EXERCISE OBJECTIVE:
Exactly reproduce each entry, leaving out nothing.

Data records
━━━━━━━━━━━━━━━━━━━━
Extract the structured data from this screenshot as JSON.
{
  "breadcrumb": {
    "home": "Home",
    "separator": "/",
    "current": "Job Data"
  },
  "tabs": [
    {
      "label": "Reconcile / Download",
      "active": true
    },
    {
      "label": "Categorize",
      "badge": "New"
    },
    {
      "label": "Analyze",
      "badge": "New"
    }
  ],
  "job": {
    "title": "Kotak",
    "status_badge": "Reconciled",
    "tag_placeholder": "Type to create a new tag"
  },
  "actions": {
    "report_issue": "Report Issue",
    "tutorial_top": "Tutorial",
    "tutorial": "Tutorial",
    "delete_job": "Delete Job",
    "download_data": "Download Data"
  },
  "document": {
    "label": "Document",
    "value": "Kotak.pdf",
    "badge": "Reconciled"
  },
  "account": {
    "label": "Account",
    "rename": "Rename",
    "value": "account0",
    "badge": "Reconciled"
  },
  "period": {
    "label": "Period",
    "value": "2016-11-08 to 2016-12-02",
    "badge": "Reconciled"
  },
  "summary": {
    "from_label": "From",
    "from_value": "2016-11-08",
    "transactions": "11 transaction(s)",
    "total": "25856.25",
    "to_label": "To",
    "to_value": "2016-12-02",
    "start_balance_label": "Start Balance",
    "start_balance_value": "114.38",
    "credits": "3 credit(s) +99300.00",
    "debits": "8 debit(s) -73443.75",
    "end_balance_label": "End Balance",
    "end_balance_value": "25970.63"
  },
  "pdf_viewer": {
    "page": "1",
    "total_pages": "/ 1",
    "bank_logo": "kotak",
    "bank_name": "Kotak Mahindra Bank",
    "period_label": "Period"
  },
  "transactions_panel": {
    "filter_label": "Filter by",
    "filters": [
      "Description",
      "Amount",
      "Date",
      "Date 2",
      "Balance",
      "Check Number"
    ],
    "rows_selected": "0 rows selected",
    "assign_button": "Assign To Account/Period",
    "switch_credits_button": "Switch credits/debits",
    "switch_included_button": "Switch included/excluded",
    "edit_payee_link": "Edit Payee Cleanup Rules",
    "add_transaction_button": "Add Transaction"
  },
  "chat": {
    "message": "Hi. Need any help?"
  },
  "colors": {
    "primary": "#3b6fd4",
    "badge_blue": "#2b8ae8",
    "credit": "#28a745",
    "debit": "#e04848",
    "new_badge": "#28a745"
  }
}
━━━━━━━━━━━━━━━━━━━━
EXERCISE RESPONSE:
Extract the structured data from this screenshot as JSON.
{
  "breadcrumb": {
    "home": "Home",
    "separator": "/",
    "current": "Job Data"
  },
  "tabs": [
    {
      "label": "Reconcile / Download",
      "active": true
    },
    {
      "label": "Categorize",
      "badge": "New"
    },
    {
      "label": "Analyze",
      "badge": "New"
    }
  ],
  "job": {
    "title": "Kotak",
    "status_badge": "Reconciled",
    "tag_placeholder": "Type to create a new tag"
  },
  "actions": {
    "report_issue": "Report Issue",
    "tutorial_top": "Tutorial",
    "tutorial": "Tutorial",
    "delete_job": "Delete Job",
    "download_data": "Download Data"
  },
  "document": {
    "label": "Document",
    "value": "Kotak.pdf",
    "badge": "Reconciled"
  },
  "account": {
    "label": "Account",
    "rename": "Rename",
    "value": "account0",
    "badge": "Reconciled"
  },
  "period": {
    "label": "Period",
    "value": "2016-11-08 to 2016-12-02",
    "badge": "Reconciled"
  },
  "summary": {
    "from_label": "From",
    "from_value": "2016-11-08",
    "transactions": "11 transaction(s)",
    "total": "25856.25",
    "to_label": "To",
    "to_value": "2016-12-02",
    "start_balance_label": "Start Balance",
    "start_balance_value": "114.38",
    "credits": "3 credit(s) +99300.00",
    "debits": "8 debit(s) -73443.75",
    "end_balance_label": "End Balance",
    "end_balance_value": "25970.63"
  },
  "pdf_viewer": {
    "page": "1",
    "total_pages": "/ 1",
    "bank_logo": "kotak",
    "bank_name": "Kotak Mahindra Bank",
    "period_label": "Period"
  },
  "transactions_panel": {
    "filter_label": "Filter by",
    "filters": [
      "Description",
      "Amount",
      "Date",
      "Date 2",
      "Balance",
      "Check Number"
    ],
    "rows_selected": "0 rows selected",
    "assign_button": "Assign To Account/Period",
    "switch_credits_button": "Switch credits/debits",
    "switch_included_button": "Switch included/excluded",
    "edit_payee_link": "Edit Payee Cleanup Rules",
    "add_transaction_button": "Add Transaction"
  },
  "chat": {
    "message": "Hi. Need any help?"
  },
  "colors": {
    "primary": "#3b6fd4",
    "badge_blue": "#2b8ae8",
    "credit": "#28a745",
    "debit": "#e04848",
    "new_badge": "#28a745"
  }
}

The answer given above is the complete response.